*Task details:* It is required that all of the data be written out exactly.

>> START Supplied information

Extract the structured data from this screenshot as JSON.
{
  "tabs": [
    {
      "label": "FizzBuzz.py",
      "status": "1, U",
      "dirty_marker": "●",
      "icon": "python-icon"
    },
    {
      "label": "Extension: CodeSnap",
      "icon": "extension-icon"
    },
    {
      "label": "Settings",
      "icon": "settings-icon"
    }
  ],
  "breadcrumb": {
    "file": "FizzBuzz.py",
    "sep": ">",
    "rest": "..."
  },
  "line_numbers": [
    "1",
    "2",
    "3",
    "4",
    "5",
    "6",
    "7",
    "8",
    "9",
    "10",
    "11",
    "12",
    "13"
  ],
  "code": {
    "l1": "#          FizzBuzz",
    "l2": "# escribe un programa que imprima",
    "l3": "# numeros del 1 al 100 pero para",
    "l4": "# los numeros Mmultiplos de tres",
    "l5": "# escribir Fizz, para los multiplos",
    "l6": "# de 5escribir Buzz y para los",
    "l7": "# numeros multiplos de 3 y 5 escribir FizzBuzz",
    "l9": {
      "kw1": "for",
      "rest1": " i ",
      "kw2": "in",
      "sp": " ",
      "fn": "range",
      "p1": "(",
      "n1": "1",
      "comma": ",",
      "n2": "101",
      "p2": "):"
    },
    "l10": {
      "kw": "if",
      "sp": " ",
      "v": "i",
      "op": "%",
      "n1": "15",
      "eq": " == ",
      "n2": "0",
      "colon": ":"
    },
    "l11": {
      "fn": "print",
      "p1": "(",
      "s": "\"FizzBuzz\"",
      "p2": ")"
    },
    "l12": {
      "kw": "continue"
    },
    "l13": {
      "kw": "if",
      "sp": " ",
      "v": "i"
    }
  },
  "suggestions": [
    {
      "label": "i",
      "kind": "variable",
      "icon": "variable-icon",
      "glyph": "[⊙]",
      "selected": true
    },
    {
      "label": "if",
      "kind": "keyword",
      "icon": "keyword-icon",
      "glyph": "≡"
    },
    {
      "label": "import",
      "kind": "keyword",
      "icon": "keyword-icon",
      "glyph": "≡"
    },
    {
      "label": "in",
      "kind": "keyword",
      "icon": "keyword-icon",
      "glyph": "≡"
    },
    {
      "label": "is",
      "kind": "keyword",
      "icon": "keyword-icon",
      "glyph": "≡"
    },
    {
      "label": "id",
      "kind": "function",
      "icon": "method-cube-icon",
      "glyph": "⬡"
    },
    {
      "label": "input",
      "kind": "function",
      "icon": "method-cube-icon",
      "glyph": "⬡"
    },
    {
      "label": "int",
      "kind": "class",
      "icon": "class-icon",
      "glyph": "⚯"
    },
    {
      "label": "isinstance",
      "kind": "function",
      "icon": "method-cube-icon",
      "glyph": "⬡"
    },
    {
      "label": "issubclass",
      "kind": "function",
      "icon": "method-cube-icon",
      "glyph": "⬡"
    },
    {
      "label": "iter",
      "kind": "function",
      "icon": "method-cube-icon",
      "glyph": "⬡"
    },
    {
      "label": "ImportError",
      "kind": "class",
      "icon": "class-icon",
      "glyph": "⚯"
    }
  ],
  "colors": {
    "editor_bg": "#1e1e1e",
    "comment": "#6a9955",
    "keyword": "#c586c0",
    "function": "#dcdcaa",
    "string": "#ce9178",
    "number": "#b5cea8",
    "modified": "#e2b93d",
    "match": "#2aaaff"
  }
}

>> END Supplied information

*Result of this exercise:*
Extract the structured data from this screenshot as JSON.
{
  "tabs": [
    {
      "label": "FizzBuzz.py",
      "status": "1, U",
      "dirty_marker": "●",
      "icon": "python-icon"
    },
    {
      "label": "Extension: CodeSnap",
      "icon": "extension-icon"
    },
    {
      "label": "Settings",
      "icon": "settings-icon"
    }
  ],
  "breadcrumb": {
    "file": "FizzBuzz.py",
    "sep": ">",
    "rest": "..."
  },
  "line_numbers": [
    "1",
    "2",
    "3",
    "4",
    "5",
    "6",
    "7",
    "8",
    "9",
    "10",
    "11",
    "12",
    "13"
  ],
  "code": {
    "l1": "#          FizzBuzz",
    "l2": "# escribe un programa que imprima",
    "l3": "# numeros del 1 al 100 pero para",
    "l4": "# los numeros Mmultiplos de tres",
    "l5": "# escribir Fizz, para los multiplos",
    "l6": "# de 5escribir Buzz y para los",
    "l7": "# numeros multiplos de 3 y 5 escribir FizzBuzz",
    "l9": {
      "kw1": "for",
      "rest1": " i ",
      "kw2": "in",
      "sp": " ",
      "fn": "range",
      "p1": "(",
      "n1": "1",
      "comma": ",",
      "n2": "101",
      "p2": "):"
    },
    "l10": {
      "kw": "if",
      "sp": " ",
      "v": "i",
      "op": "%",
      "n1": "15",
      "eq": " == ",
      "n2": "0",
      "colon": ":"
    },
    "l11": {
      "fn": "print",
      "p1": "(",
      "s": "\"FizzBuzz\"",
      "p2": ")"
    },
    "l12": {
      "kw": "continue"
    },
    "l13": {
      "kw": "if",
      "sp": " ",
      "v": "i"
    }
  },
  "suggestions": [
    {
      "label": "i",
      "kind": "variable",
      "icon": "variable-icon",
      "glyph": "[⊙]",
      "selected": true
    },
    {
      "label": "if",
      "kind": "keyword",
      "icon": "keyword-icon",
      "glyph": "≡"
    },
    {
      "label": "import",
      "kind": "keyword",
      "icon": "keyword-icon",
      "glyph": "≡"
    },
    {
      "label": "in",
      "kind": "keyword",
      "icon": "keyword-icon",
      "glyph": "≡"
    },
    {
      "label": "is",
      "kind": "keyword",
      "icon": "keyword-icon",
      "glyph": "≡"
    },
    {
      "label": "id",
      "kind": "function",
      "icon": "method-cube-icon",
      "glyph": "⬡"
    },
    {
      "label": "input",
      "kind": "function",
      "icon": "method-cube-icon",
      "glyph": "⬡"
    },
    {
      "label": "int",
      "kind": "class",
      "icon": "class-icon",
      "glyph": "⚯"
    },
    {
      "label": "isinstance",
      "kind": "function",
      "icon": "method-cube-icon",
      "glyph": "⬡"
    },
    {
      "label": "issubclass",
      "kind": "function",
      "icon": "method-cube-icon",
      "glyph": "⬡"
    },
    {
      "label": "iter",
      "kind": "function",
      "icon": "method-cube-icon",
      "glyph": "⬡"
    },
    {
      "label": "ImportError",
      "kind": "class",
      "icon": "class-icon",
      "glyph": "⚯"
    }
  ],
  "colors": {
    "editor_bg": "#1e1e1e",
    "comment": "#6a9955",
    "keyword": "#c586c0",
    "function": "#dcdcaa",
    "string": "#ce9178",
    "number": "#b5cea8",
    "modified": "#e2b93d",
    "match": "#2aaaff"
  }
}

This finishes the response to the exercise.